(Data excerpts)
○ ○ ○

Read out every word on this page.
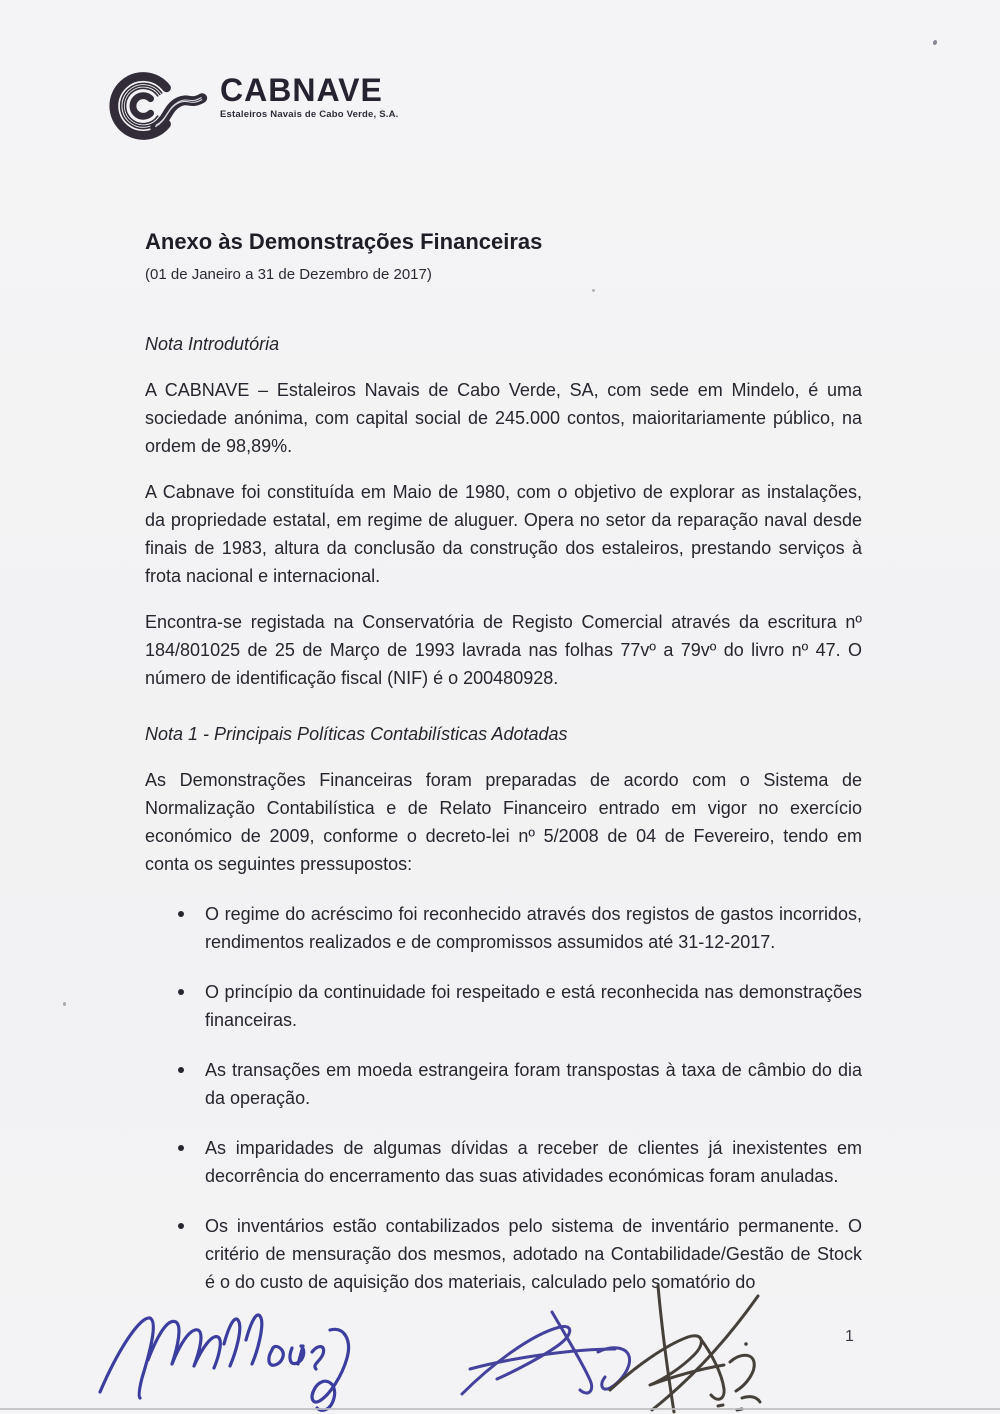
CABNAVE
Estaleiros Navais de Cabo Verde, S.A.
Anexo às Demonstrações Financeiras
(01 de Janeiro a 31 de Dezembro de 2017)
Nota Introdutória

A CABNAVE – Estaleiros Navais de Cabo Verde, SA, com sede em Mindelo, é uma sociedade anónima, com capital social de 245.000 contos, maioritariamente público, na ordem de 98,89%.

A Cabnave foi constituída em Maio de 1980, com o objetivo de explorar as instalações, da propriedade estatal, em regime de aluguer. Opera no setor da reparação naval desde finais de 1983, altura da conclusão da construção dos estaleiros, prestando serviços à frota nacional e internacional.

Encontra-se registada na Conservatória de Registo Comercial através da escritura nº 184/801025 de 25 de Março de 1993 lavrada nas folhas 77vº a 79vº do livro nº 47. O número de identificação fiscal (NIF) é o 200480928.

Nota 1 - Principais Políticas Contabilísticas Adotadas

As Demonstrações Financeiras foram preparadas de acordo com o Sistema de Normalização Contabilística e de Relato Financeiro entrado em vigor no exercício económico de 2009, conforme o decreto-lei nº 5/2008 de 04 de Fevereiro, tendo em conta os seguintes pressupostos:

O regime do acréscimo foi reconhecido através dos registos de gastos incorridos, rendimentos realizados e de compromissos assumidos até 31-12-2017.
O princípio da continuidade foi respeitado e está reconhecida nas demonstrações financeiras.
As transações em moeda estrangeira foram transpostas à taxa de câmbio do dia da operação.
As imparidades de algumas dívidas a receber de clientes já inexistentes em decorrência do encerramento das suas atividades económicas foram anuladas.
Os inventários estão contabilizados pelo sistema de inventário permanente. O critério de mensuração dos mesmos, adotado na Contabilidade/Gestão de Stock é o do custo de aquisição dos materiais, calculado pelo somatório do
1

○ ○ ○

> _OBJECTIVE_
All of the data above should be transcribed verbatim, with pictures omitted.

> _FULL ANSWER_
Read out every word on this page.
CABNAVE
Estaleiros Navais de Cabo Verde, S.A.
Anexo às Demonstrações Financeiras
(01 de Janeiro a 31 de Dezembro de 2017)
Nota Introdutória

A CABNAVE – Estaleiros Navais de Cabo Verde, SA, com sede em Mindelo, é uma sociedade anónima, com capital social de 245.000 contos, maioritariamente público, na ordem de 98,89%.

A Cabnave foi constituída em Maio de 1980, com o objetivo de explorar as instalações, da propriedade estatal, em regime de aluguer. Opera no setor da reparação naval desde finais de 1983, altura da conclusão da construção dos estaleiros, prestando serviços à frota nacional e internacional.

Encontra-se registada na Conservatória de Registo Comercial através da escritura nº 184/801025 de 25 de Março de 1993 lavrada nas folhas 77vº a 79vº do livro nº 47. O número de identificação fiscal (NIF) é o 200480928.

Nota 1 - Principais Políticas Contabilísticas Adotadas

As Demonstrações Financeiras foram preparadas de acordo com o Sistema de Normalização Contabilística e de Relato Financeiro entrado em vigor no exercício económico de 2009, conforme o decreto-lei nº 5/2008 de 04 de Fevereiro, tendo em conta os seguintes pressupostos:

O regime do acréscimo foi reconhecido através dos registos de gastos incorridos, rendimentos realizados e de compromissos assumidos até 31-12-2017.
O princípio da continuidade foi respeitado e está reconhecida nas demonstrações financeiras.
As transações em moeda estrangeira foram transpostas à taxa de câmbio do dia da operação.
As imparidades de algumas dívidas a receber de clientes já inexistentes em decorrência do encerramento das suas atividades económicas foram anuladas.
Os inventários estão contabilizados pelo sistema de inventário permanente. O critério de mensuração dos mesmos, adotado na Contabilidade/Gestão de Stock é o do custo de aquisição dos materiais, calculado pelo somatório do
1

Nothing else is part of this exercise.